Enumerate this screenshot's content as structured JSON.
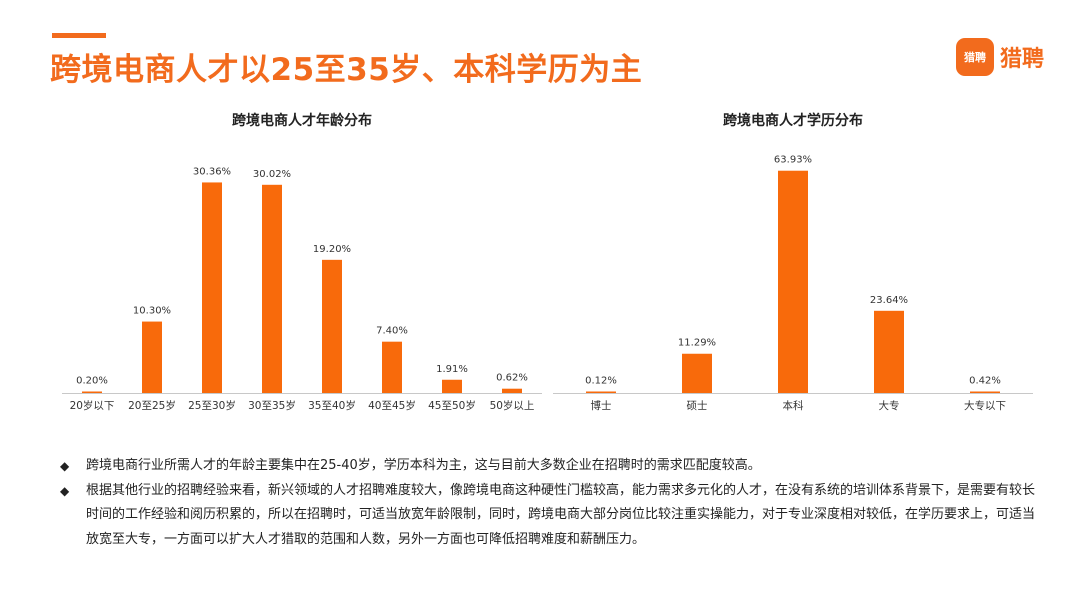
{
  "header": {
    "title": "跨境电商人才以25至35岁、本科学历为主",
    "logo_mark": "猎聘",
    "logo_text": "猎聘"
  },
  "colors": {
    "accent": "#f26b1d",
    "bar": "#f86a0b"
  },
  "chart_data": [
    {
      "type": "bar",
      "title": "跨境电商人才年龄分布",
      "categories": [
        "20岁以下",
        "20至25岁",
        "25至30岁",
        "30至35岁",
        "35至40岁",
        "40至45岁",
        "45至50岁",
        "50岁以上"
      ],
      "values": [
        0.2,
        10.3,
        30.36,
        30.02,
        19.2,
        7.4,
        1.91,
        0.62
      ],
      "data_labels": [
        "0.20%",
        "10.30%",
        "30.36%",
        "30.02%",
        "19.20%",
        "7.40%",
        "1.91%",
        "0.62%"
      ],
      "unit": "%",
      "ylim": [
        0,
        31
      ],
      "grid": false
    },
    {
      "type": "bar",
      "title": "跨境电商人才学历分布",
      "categories": [
        "博士",
        "硕士",
        "本科",
        "大专",
        "大专以下"
      ],
      "values": [
        0.12,
        11.29,
        63.93,
        23.64,
        0.42
      ],
      "data_labels": [
        "0.12%",
        "11.29%",
        "63.93%",
        "23.64%",
        "0.42%"
      ],
      "unit": "%",
      "ylim": [
        0,
        65
      ],
      "grid": false
    }
  ],
  "bullets": [
    {
      "icon": "◆",
      "text": "跨境电商行业所需人才的年龄主要集中在25-40岁，学历本科为主，这与目前大多数企业在招聘时的需求匹配度较高。"
    },
    {
      "icon": "◆",
      "text": "根据其他行业的招聘经验来看，新兴领域的人才招聘难度较大，像跨境电商这种硬性门槛较高，能力需求多元化的人才，在没有系统的培训体系背景下，是需要有较长时间的工作经验和阅历积累的，所以在招聘时，可适当放宽年龄限制，同时，跨境电商大部分岗位比较注重实操能力，对于专业深度相对较低，在学历要求上，可适当放宽至大专，一方面可以扩大人才猎取的范围和人数，另外一方面也可降低招聘难度和薪酬压力。"
    }
  ]
}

> [Goal of the exercise] Show every line from the entries above in which the word "title" appears.

> [Output for this task]
    "title": "跨境电商人才以25至35岁、本科学历为主",
      "title": "跨境电商人才年龄分布",
      "title": "跨境电商人才学历分布",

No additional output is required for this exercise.